> _Problem to solve_: Can you find the lines of the listing that include "this" and copy every one?

> _Excerpted records_:
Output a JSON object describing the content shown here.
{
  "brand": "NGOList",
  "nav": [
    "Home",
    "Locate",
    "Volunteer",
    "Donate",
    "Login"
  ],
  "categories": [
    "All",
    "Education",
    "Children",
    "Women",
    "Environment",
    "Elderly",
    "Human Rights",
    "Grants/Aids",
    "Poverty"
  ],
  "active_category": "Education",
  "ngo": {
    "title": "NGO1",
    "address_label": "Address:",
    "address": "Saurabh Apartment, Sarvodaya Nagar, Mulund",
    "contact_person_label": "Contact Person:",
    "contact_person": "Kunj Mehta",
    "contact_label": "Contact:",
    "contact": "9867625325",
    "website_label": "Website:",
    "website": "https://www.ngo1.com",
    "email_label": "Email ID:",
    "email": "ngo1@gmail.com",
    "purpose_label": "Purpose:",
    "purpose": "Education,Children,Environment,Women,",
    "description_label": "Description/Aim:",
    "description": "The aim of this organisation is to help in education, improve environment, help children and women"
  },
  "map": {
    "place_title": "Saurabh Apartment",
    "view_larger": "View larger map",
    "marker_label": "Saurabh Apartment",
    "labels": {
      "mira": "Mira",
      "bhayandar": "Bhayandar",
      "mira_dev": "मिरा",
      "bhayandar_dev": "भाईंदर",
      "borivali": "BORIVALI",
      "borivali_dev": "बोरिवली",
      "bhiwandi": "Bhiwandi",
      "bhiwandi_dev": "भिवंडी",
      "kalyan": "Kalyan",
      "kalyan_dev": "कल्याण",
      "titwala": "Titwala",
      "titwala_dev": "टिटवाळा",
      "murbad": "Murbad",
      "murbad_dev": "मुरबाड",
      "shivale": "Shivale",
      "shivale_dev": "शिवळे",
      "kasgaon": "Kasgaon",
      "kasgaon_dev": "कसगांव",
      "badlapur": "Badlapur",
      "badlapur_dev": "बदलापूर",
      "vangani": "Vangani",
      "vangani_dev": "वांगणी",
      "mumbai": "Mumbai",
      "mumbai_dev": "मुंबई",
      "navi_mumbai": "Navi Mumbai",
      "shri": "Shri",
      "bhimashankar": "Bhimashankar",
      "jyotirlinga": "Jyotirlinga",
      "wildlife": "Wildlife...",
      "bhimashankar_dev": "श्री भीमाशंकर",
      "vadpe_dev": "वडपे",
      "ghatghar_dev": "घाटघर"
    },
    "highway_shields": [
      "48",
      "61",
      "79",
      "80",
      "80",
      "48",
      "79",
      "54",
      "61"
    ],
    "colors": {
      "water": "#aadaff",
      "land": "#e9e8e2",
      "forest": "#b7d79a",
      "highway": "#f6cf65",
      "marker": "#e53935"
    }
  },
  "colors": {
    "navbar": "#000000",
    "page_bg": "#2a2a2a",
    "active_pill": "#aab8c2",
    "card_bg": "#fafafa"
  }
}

...

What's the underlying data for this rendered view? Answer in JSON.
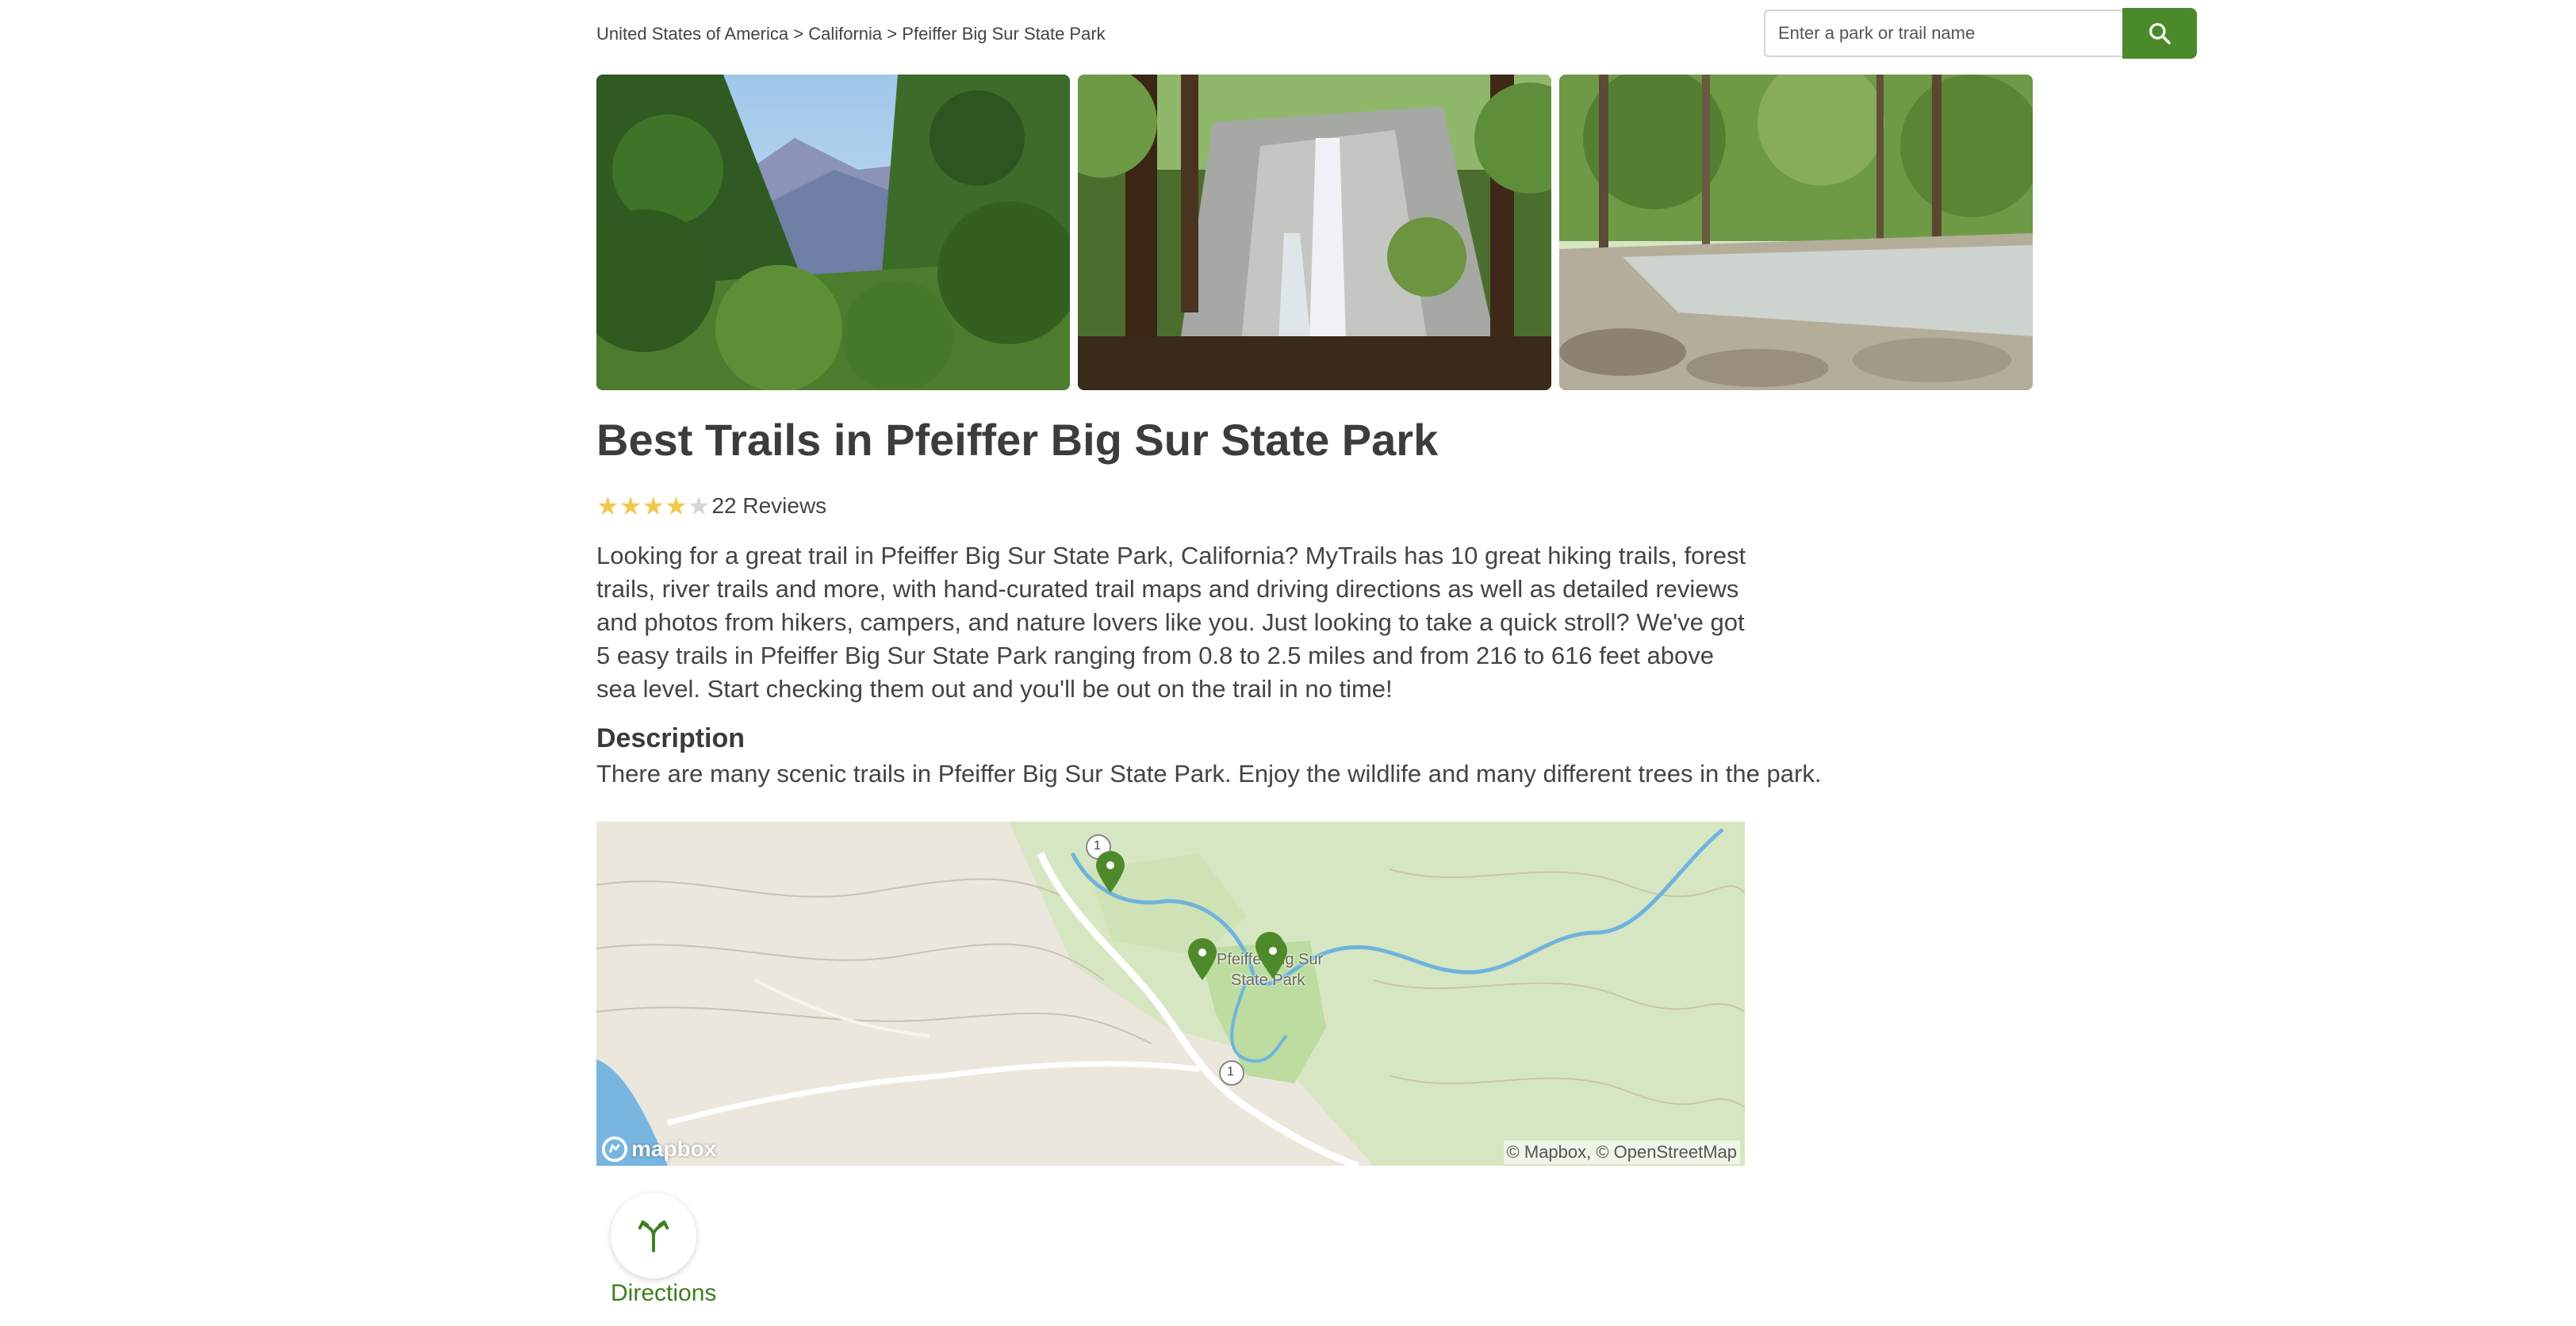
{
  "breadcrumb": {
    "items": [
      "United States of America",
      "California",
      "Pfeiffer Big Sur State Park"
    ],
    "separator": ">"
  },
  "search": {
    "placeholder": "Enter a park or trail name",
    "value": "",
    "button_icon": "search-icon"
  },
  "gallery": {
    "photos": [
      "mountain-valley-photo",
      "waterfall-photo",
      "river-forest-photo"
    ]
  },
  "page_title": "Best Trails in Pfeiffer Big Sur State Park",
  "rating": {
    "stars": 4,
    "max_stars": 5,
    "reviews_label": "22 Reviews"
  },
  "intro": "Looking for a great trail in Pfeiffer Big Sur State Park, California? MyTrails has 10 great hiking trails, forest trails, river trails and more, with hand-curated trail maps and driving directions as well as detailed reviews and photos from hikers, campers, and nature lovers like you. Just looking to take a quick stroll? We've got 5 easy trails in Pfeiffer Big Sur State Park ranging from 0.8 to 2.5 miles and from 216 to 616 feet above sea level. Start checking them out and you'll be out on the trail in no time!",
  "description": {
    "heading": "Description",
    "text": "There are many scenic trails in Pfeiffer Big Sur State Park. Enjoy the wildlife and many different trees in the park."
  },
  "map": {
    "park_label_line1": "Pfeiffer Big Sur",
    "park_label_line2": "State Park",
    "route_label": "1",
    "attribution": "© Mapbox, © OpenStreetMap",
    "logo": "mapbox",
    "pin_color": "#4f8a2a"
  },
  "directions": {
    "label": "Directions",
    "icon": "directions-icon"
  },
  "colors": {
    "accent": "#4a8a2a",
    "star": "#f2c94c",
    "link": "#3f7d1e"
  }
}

> _Solved exercise_:
    "description": "The aim of this organisation is to help in education, improve environment, help children and women"
What's the underlying data for this rendered view? Answer in JSON.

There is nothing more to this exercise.